## begin Raw records

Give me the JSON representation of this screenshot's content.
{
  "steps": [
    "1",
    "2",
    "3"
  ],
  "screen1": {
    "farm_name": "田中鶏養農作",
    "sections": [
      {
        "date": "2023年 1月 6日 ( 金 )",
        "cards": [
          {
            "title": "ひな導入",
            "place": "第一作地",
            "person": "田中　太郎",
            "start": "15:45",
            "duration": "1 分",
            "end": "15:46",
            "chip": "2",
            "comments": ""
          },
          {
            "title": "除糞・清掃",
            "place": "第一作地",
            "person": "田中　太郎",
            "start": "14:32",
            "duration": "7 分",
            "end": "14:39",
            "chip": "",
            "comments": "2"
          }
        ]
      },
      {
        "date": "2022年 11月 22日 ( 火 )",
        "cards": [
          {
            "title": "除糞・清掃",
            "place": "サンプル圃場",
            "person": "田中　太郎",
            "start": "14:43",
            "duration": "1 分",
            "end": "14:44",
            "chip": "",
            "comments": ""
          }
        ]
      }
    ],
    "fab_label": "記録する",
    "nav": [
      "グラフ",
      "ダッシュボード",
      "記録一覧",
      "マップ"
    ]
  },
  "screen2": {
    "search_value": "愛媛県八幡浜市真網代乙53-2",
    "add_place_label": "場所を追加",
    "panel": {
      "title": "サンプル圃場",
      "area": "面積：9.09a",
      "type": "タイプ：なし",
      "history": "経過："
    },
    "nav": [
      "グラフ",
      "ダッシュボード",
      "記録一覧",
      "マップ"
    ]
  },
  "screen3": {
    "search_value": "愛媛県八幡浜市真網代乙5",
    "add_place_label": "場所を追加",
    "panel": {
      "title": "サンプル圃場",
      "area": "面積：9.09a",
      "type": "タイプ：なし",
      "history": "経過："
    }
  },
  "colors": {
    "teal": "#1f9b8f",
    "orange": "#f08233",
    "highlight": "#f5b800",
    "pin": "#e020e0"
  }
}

## end Raw records
## begin Raw records

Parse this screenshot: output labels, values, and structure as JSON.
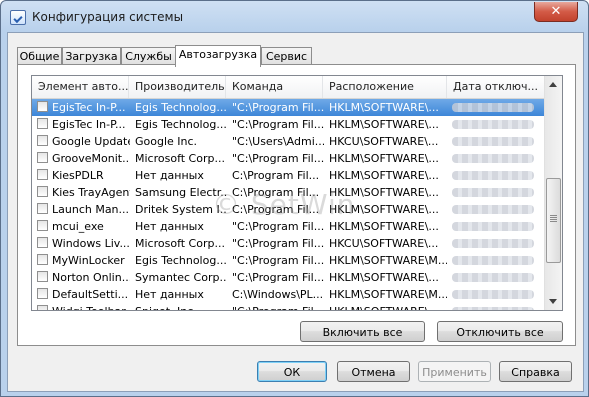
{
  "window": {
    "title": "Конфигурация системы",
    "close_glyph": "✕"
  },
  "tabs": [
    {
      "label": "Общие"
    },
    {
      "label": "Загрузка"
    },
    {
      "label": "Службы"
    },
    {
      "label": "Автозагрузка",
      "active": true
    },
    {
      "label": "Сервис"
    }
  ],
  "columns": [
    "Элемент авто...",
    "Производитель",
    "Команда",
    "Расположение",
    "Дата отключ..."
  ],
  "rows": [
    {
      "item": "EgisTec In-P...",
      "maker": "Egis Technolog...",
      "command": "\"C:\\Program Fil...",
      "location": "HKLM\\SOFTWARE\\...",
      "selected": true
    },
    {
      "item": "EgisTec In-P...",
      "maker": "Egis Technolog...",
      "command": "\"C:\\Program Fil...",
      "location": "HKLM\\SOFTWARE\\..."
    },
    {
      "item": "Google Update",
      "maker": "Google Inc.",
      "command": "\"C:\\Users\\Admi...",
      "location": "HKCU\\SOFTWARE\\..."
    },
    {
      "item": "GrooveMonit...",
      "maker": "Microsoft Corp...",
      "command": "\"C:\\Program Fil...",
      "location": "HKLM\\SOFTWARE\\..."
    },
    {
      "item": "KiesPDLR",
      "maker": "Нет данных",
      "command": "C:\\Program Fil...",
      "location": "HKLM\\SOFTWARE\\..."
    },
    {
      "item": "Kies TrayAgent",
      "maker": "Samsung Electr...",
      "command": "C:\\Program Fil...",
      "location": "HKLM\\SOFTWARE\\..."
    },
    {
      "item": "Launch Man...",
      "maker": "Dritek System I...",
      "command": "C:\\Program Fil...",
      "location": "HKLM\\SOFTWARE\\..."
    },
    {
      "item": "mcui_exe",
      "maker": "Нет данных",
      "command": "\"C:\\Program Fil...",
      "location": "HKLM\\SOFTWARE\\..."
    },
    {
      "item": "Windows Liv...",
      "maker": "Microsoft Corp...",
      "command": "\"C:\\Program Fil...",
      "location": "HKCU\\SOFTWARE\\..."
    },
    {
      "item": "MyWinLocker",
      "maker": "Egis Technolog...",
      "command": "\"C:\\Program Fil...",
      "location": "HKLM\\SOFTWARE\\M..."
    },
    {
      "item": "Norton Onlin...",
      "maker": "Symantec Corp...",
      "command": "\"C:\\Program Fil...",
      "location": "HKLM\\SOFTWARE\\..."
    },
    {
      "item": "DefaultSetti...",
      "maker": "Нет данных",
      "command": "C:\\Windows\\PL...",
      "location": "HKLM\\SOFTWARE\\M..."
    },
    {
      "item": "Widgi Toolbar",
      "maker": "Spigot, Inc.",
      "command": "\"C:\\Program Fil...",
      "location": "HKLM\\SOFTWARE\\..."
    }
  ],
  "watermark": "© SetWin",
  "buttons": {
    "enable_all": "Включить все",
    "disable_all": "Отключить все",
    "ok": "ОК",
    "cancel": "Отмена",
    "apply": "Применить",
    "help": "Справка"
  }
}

## end Raw records

• Task statement: Copy every line above that holds the word "this".

• Exercise answer:
Give me the JSON representation of this screenshot's content.
Parse this screenshot: output labels, values, and structure as JSON.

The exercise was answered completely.